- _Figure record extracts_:
★ ★ ★

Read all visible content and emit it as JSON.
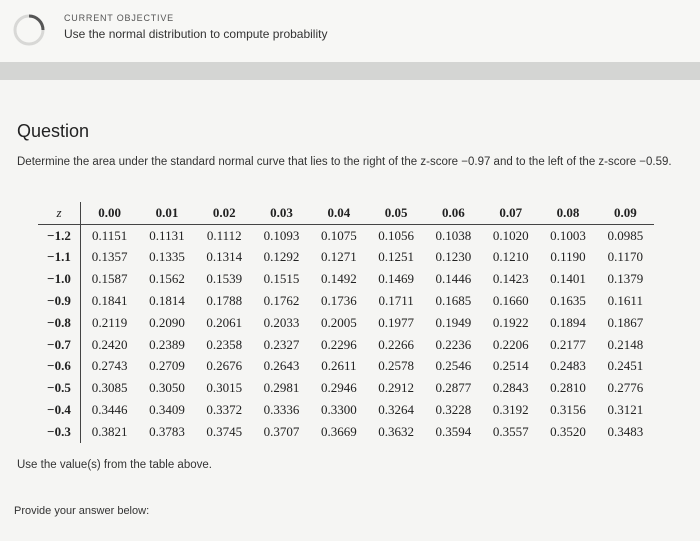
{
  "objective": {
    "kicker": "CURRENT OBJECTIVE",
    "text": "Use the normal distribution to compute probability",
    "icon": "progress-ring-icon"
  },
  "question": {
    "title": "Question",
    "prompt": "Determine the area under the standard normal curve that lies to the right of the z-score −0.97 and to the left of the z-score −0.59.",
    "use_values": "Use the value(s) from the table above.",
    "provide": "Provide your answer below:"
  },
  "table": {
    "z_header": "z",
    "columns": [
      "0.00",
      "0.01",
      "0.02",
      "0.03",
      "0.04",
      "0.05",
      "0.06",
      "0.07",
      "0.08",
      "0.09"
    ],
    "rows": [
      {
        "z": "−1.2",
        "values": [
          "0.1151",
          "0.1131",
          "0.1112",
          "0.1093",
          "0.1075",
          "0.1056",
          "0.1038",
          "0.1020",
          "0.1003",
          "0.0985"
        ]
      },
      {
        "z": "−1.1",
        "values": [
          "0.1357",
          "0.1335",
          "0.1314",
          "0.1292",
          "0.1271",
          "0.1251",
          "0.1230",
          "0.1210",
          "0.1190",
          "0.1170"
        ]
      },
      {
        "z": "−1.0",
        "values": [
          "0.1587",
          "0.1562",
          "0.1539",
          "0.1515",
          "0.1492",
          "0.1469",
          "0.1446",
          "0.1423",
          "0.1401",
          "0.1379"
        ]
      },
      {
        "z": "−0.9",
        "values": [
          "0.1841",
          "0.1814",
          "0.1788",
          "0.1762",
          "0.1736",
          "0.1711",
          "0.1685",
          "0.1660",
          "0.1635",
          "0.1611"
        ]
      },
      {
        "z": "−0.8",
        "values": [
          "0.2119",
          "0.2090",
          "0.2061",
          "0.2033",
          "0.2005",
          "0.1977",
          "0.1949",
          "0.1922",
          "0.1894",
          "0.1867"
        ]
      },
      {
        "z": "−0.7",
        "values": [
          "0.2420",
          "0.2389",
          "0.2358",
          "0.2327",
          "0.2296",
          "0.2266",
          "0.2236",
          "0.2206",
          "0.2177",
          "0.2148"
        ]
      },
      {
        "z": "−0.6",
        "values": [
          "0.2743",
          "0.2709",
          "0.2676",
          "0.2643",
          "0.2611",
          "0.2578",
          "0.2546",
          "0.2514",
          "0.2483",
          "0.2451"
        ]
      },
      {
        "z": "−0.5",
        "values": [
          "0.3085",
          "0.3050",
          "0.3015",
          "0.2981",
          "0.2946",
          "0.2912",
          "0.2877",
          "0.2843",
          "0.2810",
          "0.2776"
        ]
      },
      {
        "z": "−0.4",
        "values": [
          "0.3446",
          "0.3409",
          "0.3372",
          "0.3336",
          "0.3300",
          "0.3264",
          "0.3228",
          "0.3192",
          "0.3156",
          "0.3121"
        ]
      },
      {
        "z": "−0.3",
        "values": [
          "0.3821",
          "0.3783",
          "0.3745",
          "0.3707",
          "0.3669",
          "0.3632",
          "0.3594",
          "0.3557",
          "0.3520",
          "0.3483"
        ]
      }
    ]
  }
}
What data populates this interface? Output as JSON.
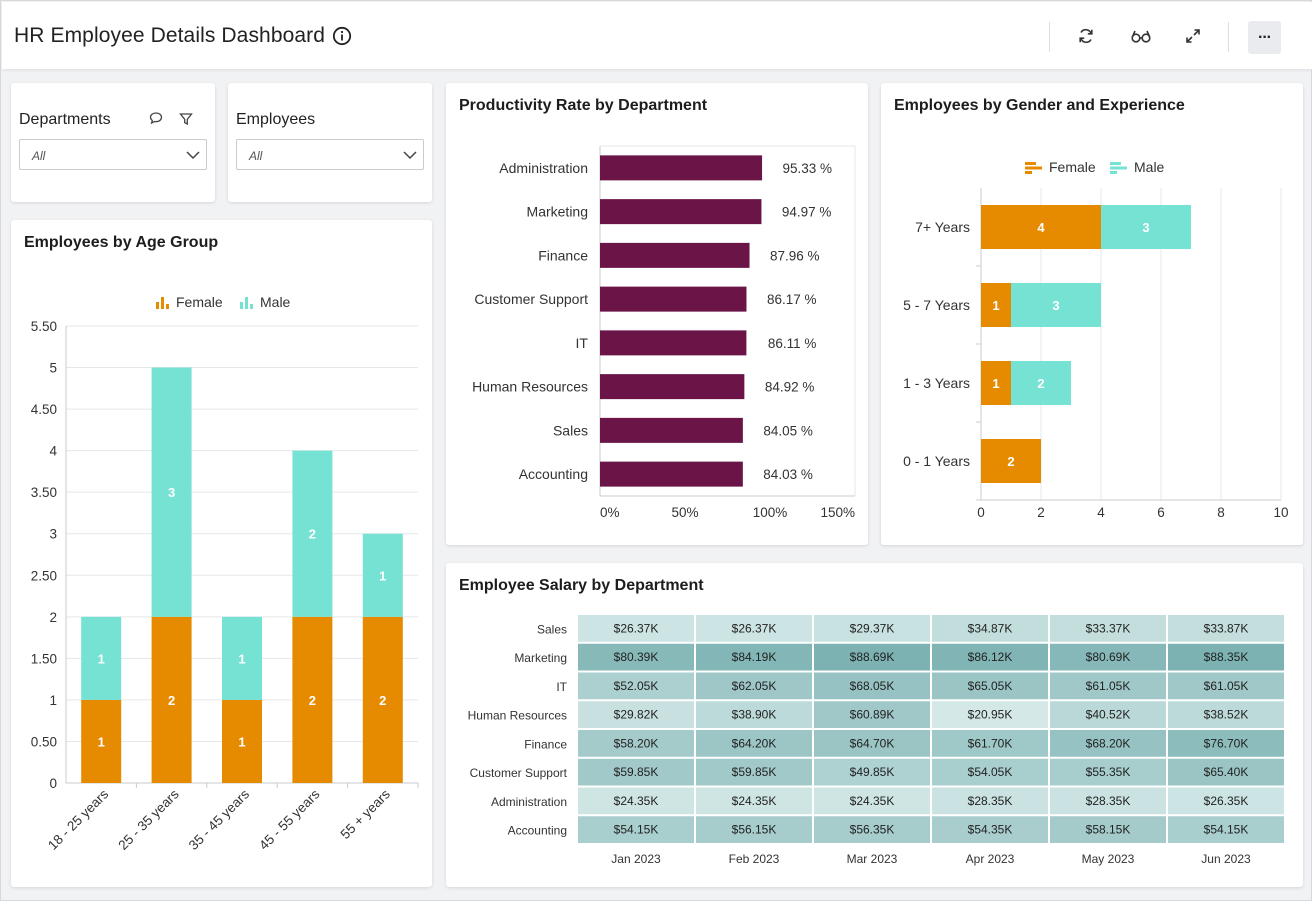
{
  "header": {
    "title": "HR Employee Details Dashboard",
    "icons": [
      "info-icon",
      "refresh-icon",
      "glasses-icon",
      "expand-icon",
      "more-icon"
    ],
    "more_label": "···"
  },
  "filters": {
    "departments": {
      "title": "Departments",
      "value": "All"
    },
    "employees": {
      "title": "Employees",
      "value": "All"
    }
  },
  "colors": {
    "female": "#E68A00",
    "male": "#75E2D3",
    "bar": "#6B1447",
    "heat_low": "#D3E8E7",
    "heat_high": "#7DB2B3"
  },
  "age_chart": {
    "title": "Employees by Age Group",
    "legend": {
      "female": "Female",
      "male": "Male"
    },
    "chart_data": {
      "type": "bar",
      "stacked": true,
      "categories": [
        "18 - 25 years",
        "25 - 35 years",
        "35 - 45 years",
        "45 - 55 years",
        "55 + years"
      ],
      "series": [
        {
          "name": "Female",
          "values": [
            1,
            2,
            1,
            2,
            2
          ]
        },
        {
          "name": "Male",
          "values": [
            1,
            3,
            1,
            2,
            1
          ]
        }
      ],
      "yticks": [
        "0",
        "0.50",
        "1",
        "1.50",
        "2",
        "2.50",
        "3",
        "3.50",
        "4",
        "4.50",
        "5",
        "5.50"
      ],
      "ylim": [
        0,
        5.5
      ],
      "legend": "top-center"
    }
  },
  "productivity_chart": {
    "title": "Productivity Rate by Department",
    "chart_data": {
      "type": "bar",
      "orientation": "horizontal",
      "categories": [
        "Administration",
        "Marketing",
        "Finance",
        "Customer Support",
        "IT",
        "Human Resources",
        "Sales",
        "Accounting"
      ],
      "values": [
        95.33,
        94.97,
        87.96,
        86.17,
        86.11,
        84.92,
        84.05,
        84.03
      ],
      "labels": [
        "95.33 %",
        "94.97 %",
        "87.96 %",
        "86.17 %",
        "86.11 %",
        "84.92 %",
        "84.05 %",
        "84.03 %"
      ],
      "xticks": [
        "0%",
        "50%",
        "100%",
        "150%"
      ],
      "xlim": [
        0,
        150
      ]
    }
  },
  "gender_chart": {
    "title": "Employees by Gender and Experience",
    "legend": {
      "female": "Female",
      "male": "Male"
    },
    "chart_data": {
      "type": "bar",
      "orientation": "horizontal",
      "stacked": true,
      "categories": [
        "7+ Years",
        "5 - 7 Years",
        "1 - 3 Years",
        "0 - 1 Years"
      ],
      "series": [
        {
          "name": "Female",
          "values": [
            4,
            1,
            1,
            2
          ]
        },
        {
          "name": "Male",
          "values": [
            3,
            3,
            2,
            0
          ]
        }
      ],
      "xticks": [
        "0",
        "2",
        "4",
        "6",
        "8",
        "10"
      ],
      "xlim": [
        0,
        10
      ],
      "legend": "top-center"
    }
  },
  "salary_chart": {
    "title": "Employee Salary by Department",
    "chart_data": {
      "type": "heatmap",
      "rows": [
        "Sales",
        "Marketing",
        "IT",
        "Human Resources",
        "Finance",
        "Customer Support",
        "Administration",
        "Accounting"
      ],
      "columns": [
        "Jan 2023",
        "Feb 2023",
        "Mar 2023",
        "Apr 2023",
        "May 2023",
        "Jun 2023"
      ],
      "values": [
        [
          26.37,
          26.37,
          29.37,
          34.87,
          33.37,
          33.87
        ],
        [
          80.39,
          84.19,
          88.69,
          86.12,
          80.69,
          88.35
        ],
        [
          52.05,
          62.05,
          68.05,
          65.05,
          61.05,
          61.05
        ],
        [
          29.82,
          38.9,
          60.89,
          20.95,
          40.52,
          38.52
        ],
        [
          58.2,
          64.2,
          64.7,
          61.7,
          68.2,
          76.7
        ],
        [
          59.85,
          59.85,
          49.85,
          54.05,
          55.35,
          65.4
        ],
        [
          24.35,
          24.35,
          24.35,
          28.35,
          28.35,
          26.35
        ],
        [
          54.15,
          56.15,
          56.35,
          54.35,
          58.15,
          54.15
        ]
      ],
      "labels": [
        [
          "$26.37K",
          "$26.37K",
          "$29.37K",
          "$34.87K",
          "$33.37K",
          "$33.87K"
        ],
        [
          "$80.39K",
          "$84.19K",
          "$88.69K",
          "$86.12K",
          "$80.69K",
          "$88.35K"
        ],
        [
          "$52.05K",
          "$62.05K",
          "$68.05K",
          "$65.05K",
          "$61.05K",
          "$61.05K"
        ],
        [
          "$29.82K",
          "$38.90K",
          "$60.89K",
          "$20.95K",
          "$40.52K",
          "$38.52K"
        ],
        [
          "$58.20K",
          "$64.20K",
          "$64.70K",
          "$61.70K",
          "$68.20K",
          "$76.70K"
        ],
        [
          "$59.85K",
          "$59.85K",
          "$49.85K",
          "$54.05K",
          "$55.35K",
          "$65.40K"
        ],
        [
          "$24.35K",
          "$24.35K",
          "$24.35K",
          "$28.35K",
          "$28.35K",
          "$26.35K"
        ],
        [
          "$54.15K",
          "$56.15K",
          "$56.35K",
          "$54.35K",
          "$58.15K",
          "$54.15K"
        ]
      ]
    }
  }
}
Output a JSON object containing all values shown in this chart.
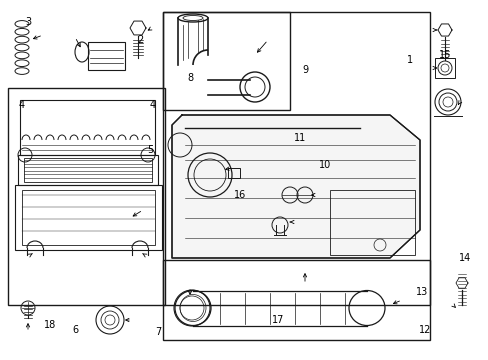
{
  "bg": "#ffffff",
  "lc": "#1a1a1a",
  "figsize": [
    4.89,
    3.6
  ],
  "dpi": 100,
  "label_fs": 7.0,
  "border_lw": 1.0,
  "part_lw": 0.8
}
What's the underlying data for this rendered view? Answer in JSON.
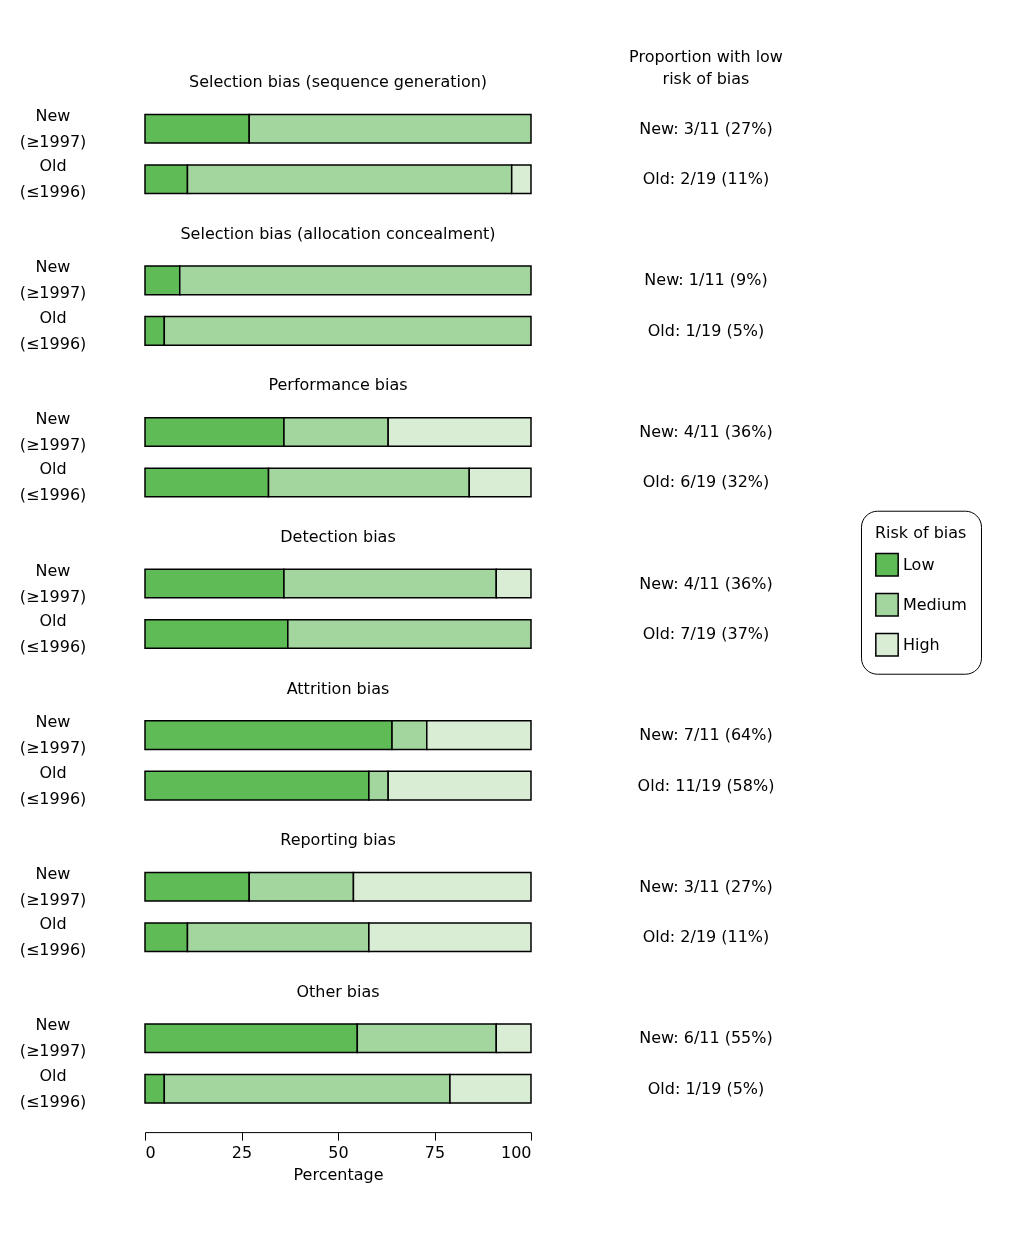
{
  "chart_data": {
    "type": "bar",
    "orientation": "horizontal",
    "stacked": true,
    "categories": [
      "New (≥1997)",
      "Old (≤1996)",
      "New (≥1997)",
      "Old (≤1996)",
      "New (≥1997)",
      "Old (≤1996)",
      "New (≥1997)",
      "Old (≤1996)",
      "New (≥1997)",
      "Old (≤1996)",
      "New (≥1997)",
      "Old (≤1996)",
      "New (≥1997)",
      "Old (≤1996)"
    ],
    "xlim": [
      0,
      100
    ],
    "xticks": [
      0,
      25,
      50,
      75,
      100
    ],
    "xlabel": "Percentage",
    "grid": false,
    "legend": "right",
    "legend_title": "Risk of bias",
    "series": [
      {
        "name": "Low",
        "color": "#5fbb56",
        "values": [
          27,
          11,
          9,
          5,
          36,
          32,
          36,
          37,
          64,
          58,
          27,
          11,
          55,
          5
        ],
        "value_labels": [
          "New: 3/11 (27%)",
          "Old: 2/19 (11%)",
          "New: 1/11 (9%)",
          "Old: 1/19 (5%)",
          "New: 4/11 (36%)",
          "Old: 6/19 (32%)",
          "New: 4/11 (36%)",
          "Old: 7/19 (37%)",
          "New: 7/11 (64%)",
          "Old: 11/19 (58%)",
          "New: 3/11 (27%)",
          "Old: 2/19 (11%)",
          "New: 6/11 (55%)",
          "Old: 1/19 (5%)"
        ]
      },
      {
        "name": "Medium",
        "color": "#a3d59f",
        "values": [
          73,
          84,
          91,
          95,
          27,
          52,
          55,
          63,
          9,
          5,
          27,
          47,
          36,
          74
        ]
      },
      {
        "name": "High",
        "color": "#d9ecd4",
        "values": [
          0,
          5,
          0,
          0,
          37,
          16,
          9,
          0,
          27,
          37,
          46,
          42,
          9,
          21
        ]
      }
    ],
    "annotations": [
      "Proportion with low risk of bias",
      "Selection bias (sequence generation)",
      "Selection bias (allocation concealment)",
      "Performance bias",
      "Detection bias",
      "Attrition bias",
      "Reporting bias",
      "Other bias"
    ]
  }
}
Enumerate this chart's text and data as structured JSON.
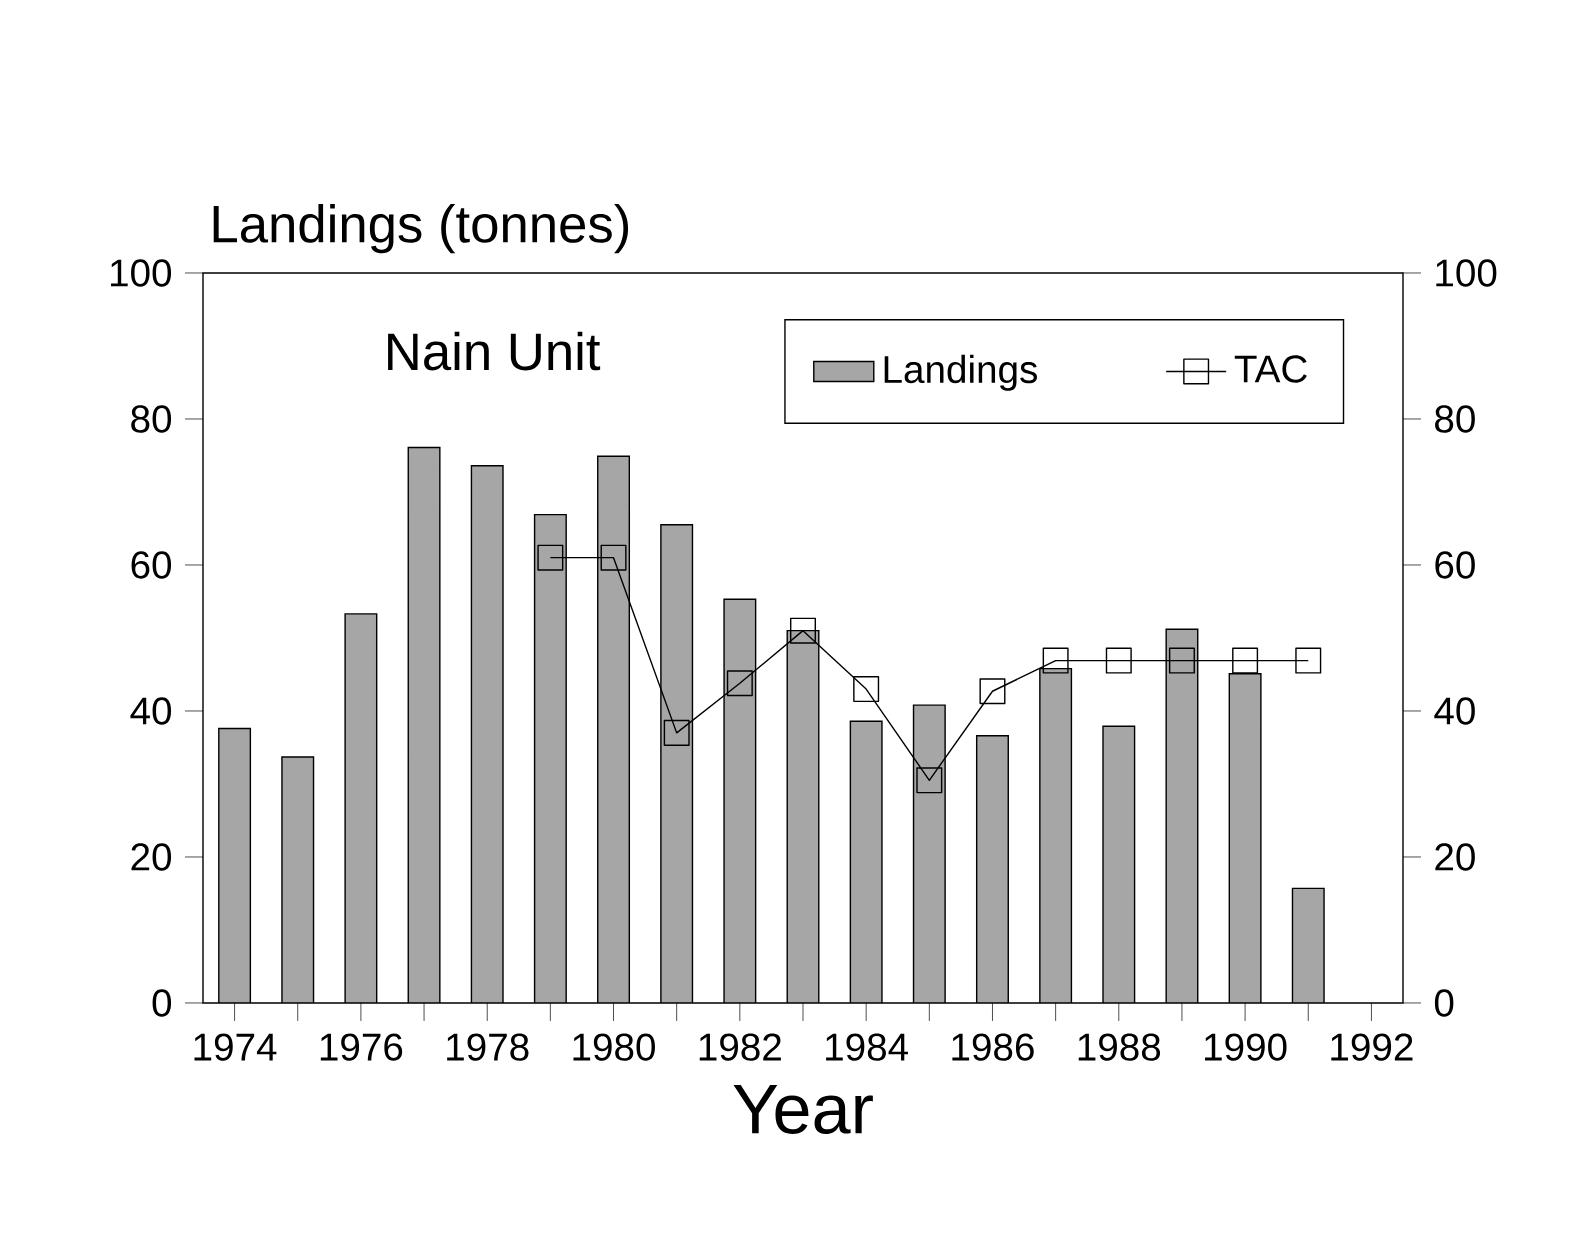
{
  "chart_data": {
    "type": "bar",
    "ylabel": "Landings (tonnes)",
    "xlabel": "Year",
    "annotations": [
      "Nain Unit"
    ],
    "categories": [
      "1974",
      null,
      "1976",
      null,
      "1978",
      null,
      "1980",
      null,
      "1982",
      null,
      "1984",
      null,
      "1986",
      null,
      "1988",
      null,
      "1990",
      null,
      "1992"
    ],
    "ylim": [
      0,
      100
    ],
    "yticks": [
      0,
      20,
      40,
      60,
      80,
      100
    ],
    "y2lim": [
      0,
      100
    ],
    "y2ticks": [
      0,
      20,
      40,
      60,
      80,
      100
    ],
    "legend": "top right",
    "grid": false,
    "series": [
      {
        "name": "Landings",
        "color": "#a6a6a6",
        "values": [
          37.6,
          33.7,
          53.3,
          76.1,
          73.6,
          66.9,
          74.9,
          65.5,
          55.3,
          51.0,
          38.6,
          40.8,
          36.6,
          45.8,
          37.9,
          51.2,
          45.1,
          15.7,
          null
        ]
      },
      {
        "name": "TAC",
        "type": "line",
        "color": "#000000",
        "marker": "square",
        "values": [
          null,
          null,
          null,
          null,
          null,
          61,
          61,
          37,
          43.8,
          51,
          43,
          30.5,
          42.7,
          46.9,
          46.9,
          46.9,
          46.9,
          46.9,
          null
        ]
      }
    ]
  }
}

★ ★ ★

- _Given instruction_: Find every line in the records that contains the word "Selection"; copy those lines.

- _Task response_:
      "Selection bias (sequence generation)",
      "Selection bias (allocation concealment)",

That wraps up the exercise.